Dataset entries:
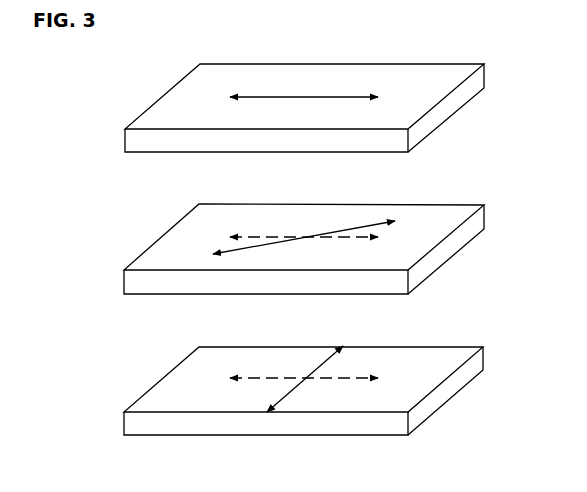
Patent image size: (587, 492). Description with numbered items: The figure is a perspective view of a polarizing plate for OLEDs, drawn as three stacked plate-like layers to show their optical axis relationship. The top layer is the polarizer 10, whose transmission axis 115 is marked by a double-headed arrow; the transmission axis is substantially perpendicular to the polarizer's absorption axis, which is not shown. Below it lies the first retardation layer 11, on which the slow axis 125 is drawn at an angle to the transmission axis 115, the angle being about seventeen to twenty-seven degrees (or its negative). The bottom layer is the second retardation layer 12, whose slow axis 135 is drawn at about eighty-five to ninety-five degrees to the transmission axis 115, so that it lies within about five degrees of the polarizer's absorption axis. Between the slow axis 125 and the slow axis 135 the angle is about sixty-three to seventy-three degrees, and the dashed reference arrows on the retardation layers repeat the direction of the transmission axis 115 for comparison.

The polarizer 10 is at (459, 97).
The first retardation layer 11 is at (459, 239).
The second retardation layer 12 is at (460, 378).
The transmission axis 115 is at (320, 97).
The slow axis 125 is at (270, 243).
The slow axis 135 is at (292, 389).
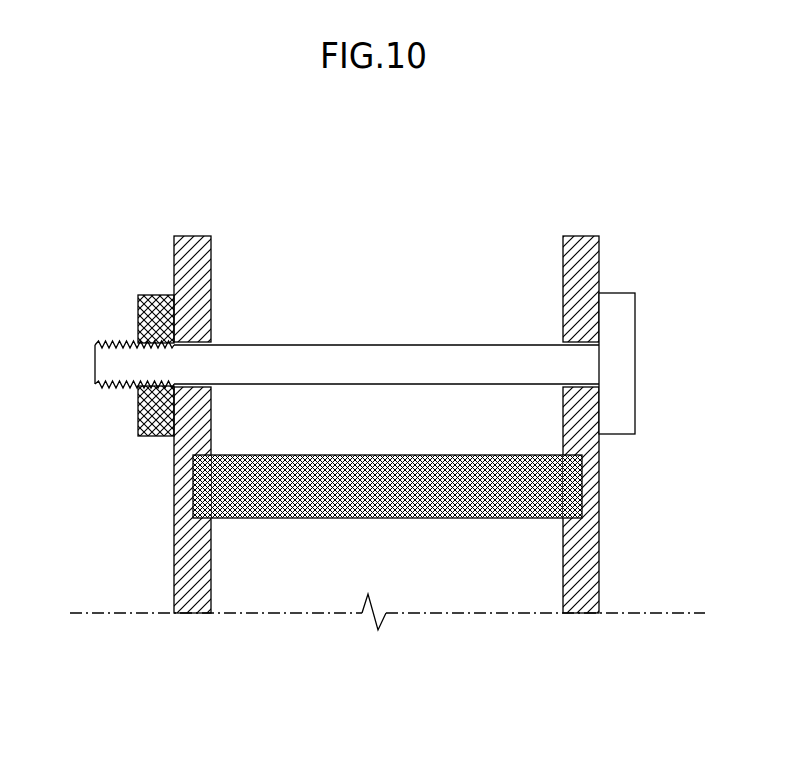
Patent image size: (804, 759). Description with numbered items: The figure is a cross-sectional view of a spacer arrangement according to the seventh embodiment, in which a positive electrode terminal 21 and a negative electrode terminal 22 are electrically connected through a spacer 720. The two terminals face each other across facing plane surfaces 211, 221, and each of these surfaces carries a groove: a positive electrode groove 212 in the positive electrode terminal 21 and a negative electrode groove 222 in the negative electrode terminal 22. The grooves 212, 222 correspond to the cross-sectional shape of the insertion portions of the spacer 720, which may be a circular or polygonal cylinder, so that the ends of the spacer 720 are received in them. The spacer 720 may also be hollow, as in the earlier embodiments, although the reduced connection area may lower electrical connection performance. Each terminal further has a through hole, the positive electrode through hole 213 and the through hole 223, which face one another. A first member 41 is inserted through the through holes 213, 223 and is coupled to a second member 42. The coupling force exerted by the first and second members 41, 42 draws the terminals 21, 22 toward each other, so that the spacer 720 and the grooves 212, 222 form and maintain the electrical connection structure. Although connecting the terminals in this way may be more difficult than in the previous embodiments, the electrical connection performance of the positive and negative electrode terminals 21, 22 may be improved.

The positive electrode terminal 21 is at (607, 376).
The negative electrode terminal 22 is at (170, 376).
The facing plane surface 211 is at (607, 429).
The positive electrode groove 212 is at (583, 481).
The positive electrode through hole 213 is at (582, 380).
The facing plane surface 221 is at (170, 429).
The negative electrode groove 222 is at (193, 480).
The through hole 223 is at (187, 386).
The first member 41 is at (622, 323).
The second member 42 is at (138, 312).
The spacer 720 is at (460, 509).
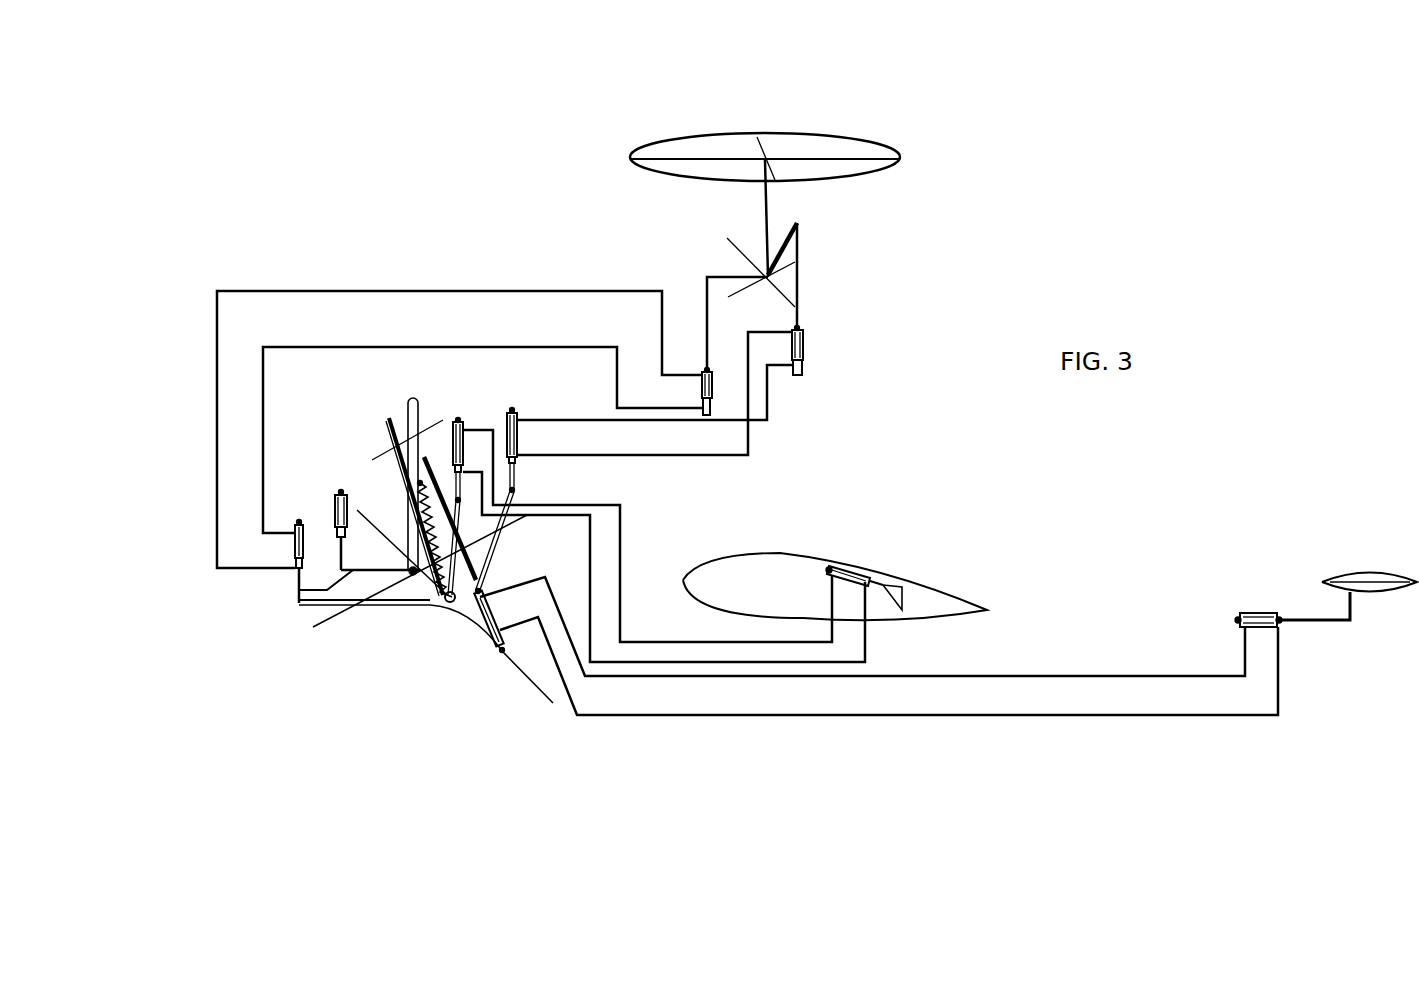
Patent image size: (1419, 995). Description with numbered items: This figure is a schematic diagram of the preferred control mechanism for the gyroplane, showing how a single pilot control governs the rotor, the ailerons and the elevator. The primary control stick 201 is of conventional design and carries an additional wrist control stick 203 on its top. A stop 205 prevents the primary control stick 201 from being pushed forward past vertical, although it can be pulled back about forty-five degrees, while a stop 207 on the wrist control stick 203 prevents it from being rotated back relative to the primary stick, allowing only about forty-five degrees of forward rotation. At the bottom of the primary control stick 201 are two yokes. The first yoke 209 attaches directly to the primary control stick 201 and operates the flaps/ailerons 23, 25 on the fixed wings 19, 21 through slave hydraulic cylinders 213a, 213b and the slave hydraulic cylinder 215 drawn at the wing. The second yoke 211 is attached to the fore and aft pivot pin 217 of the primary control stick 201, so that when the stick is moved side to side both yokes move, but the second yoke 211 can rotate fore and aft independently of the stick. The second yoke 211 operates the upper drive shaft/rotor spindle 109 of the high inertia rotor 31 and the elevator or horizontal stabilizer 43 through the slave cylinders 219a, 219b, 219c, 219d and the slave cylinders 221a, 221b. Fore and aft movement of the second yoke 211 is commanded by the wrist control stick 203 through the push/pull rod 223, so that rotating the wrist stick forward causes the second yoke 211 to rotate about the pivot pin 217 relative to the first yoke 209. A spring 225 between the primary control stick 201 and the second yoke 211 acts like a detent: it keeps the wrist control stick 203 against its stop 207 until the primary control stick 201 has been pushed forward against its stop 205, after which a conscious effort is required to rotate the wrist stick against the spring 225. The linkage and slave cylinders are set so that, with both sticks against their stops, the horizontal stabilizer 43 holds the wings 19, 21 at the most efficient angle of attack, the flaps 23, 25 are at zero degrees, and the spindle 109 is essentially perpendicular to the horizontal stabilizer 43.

Task details:
Swap "stacked" for "layered" in the lines from the start of the material through the line holding "The slow axis 135 is at (292, 389).", inclusive, keeping everything else unchanged. Give only those lines, without the pictures.

Exercise output:
Patent image size: (587, 492). Description with numbered items: The figure is a perspective view of a polarizing plate for OLEDs, drawn as three layered plate-like layers to show their optical axis relationship. The top layer is the polarizer 10, whose transmission axis 115 is marked by a double-headed arrow; the transmission axis is substantially perpendicular to the polarizer's absorption axis, which is not shown. Below it lies the first retardation layer 11, on which the slow axis 125 is drawn at an angle to the transmission axis 115, the angle being about seventeen to twenty-seven degrees (or its negative). The bottom layer is the second retardation layer 12, whose slow axis 135 is drawn at about eighty-five to ninety-five degrees to the transmission axis 115, so that it lies within about five degrees of the polarizer's absorption axis. Between the slow axis 125 and the slow axis 135 the angle is about sixty-three to seventy-three degrees, and the dashed reference arrows on the retardation layers repeat the direction of the transmission axis 115 for comparison.

The polarizer 10 is at (459, 97).
The first retardation layer 11 is at (459, 239).
The second retardation layer 12 is at (460, 378).
The transmission axis 115 is at (320, 97).
The slow axis 125 is at (270, 243).
The slow axis 135 is at (292, 389).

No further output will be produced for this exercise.